(Structured figure records)
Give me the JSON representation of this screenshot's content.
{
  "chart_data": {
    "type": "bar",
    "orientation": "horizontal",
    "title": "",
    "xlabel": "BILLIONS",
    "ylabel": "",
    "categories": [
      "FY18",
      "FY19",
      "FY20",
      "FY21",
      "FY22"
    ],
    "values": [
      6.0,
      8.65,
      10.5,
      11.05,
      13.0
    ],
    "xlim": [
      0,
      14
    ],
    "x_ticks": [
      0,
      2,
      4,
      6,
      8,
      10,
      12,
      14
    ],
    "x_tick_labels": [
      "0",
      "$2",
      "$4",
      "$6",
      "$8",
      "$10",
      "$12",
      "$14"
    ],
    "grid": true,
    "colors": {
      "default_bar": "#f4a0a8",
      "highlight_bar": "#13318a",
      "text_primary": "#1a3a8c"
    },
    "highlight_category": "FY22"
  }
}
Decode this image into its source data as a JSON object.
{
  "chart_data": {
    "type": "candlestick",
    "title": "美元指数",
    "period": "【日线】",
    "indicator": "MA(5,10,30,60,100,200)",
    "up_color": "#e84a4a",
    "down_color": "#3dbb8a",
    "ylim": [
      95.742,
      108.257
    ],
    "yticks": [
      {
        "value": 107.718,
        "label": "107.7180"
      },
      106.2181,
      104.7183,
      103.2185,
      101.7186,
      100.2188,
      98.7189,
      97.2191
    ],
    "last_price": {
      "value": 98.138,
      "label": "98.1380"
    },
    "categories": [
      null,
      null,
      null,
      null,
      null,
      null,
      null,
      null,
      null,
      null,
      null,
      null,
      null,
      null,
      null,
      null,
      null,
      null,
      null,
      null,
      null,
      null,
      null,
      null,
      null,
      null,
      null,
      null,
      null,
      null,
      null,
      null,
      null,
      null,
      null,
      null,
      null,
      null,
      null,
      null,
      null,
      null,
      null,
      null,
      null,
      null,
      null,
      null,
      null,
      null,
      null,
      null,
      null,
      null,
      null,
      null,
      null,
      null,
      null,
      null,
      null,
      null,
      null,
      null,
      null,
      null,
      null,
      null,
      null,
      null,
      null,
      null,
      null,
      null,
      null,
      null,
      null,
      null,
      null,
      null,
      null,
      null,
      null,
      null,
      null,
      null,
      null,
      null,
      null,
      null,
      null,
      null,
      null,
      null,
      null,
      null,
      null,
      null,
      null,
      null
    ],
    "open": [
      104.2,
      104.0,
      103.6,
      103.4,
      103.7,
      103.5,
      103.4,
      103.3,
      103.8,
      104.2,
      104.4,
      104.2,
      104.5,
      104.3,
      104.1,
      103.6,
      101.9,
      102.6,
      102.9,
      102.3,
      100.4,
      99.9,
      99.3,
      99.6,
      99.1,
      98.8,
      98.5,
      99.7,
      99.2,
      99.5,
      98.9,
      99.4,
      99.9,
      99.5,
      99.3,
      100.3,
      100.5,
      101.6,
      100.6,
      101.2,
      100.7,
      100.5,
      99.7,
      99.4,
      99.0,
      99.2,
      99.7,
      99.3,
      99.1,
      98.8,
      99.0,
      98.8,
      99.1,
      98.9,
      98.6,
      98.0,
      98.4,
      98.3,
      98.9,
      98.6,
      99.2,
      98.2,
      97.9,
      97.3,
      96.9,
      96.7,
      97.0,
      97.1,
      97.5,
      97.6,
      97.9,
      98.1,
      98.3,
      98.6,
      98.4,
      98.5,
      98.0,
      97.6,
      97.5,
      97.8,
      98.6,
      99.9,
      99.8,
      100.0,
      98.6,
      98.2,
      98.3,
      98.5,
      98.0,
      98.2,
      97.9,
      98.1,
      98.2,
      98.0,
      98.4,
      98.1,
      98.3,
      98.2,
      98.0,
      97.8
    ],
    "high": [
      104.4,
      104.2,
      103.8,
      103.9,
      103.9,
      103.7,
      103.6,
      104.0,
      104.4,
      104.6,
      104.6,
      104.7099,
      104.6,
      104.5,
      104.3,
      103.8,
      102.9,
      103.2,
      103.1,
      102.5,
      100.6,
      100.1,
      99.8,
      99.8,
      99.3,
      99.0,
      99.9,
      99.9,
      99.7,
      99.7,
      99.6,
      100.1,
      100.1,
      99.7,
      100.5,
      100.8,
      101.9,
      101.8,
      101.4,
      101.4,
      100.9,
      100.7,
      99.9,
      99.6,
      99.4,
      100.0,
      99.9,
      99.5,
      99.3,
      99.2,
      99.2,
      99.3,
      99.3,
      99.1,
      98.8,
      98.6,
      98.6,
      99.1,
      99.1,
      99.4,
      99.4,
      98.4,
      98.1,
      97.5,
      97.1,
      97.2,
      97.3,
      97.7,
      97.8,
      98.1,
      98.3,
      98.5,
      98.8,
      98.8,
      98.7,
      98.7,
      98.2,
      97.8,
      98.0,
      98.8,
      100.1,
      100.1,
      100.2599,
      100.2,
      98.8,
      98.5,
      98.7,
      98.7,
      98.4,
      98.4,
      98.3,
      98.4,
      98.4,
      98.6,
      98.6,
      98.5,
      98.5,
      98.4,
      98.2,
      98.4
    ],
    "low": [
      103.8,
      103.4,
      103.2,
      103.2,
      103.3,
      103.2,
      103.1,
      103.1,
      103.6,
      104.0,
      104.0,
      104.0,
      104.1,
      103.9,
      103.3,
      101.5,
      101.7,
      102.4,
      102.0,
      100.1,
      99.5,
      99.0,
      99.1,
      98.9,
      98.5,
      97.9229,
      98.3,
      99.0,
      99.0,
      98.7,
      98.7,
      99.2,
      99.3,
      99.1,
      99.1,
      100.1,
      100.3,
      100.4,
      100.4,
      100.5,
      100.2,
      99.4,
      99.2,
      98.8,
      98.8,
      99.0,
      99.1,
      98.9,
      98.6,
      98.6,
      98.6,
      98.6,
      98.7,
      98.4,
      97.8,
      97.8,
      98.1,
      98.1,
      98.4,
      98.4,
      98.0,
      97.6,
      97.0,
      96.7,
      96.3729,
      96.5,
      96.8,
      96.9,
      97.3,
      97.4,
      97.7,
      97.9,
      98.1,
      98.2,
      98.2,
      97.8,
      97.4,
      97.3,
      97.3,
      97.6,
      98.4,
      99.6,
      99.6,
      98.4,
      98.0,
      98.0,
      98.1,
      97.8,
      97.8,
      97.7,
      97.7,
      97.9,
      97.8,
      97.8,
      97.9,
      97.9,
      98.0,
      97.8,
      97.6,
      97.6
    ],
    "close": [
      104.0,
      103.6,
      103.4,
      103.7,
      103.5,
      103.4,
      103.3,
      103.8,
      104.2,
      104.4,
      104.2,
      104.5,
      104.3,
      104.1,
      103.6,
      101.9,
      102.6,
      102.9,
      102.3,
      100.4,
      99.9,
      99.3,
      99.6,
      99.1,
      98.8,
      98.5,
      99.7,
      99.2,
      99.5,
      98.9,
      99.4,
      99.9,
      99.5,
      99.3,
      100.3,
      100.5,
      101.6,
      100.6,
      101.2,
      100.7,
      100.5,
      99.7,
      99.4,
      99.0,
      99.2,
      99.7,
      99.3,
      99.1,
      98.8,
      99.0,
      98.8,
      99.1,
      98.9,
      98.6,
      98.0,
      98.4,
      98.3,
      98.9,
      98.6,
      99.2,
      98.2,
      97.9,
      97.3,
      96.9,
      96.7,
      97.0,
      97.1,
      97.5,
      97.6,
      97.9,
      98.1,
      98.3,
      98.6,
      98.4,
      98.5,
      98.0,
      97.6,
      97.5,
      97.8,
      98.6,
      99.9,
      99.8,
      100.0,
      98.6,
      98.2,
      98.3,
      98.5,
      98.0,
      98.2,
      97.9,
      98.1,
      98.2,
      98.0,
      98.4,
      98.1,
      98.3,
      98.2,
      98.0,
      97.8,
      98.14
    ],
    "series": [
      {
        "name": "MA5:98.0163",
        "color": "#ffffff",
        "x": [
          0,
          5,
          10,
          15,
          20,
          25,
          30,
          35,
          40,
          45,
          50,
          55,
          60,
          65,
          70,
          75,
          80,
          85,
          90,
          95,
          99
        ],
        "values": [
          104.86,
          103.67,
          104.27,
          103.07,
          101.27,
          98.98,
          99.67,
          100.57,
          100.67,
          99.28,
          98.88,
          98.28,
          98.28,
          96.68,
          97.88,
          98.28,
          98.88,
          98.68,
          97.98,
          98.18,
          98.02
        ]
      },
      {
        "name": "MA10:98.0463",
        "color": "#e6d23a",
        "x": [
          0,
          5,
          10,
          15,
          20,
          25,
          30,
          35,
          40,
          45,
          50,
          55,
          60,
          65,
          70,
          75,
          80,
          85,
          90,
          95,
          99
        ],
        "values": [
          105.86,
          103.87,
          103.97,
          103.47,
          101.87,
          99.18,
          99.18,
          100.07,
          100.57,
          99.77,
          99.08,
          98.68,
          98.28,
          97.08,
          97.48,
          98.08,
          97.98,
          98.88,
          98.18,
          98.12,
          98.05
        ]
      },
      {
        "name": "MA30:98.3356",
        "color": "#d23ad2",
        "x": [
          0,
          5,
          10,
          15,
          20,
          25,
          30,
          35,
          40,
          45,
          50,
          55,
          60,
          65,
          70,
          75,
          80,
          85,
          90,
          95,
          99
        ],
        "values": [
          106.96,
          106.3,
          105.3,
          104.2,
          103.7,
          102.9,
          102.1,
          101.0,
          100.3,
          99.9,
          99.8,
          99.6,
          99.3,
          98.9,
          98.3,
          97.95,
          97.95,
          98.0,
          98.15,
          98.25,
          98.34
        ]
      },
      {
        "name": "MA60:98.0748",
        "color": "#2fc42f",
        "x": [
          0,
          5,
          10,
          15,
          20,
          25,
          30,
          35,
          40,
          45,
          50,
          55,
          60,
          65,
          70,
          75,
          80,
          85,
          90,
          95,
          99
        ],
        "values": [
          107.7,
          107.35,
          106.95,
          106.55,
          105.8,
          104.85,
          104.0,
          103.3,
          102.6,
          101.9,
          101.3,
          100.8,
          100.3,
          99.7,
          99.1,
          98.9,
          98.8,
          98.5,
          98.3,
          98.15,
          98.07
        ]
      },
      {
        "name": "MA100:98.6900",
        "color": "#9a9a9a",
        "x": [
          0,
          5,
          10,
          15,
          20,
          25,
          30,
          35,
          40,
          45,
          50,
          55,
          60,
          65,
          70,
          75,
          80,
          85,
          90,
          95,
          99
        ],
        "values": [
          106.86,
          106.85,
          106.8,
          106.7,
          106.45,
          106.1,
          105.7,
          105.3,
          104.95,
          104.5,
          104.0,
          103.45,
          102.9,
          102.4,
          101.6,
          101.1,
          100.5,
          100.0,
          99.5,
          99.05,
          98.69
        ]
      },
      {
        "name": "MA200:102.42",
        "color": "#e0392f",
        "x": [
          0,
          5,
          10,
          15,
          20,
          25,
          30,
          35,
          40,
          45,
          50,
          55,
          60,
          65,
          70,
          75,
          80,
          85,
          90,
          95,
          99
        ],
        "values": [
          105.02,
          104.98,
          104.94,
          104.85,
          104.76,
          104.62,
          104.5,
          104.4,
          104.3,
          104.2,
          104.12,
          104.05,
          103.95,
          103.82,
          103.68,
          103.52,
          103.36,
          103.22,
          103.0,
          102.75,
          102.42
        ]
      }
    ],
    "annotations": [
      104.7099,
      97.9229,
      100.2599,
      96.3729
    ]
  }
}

* Problem:
Copy out every line in the listing where the word "name" appears.

* The completed task:
        "name": "MA5:98.0163",
        "name": "MA10:98.0463",
        "name": "MA30:98.3356",
        "name": "MA60:98.0748",
        "name": "MA100:98.6900",
        "name": "MA200:102.42",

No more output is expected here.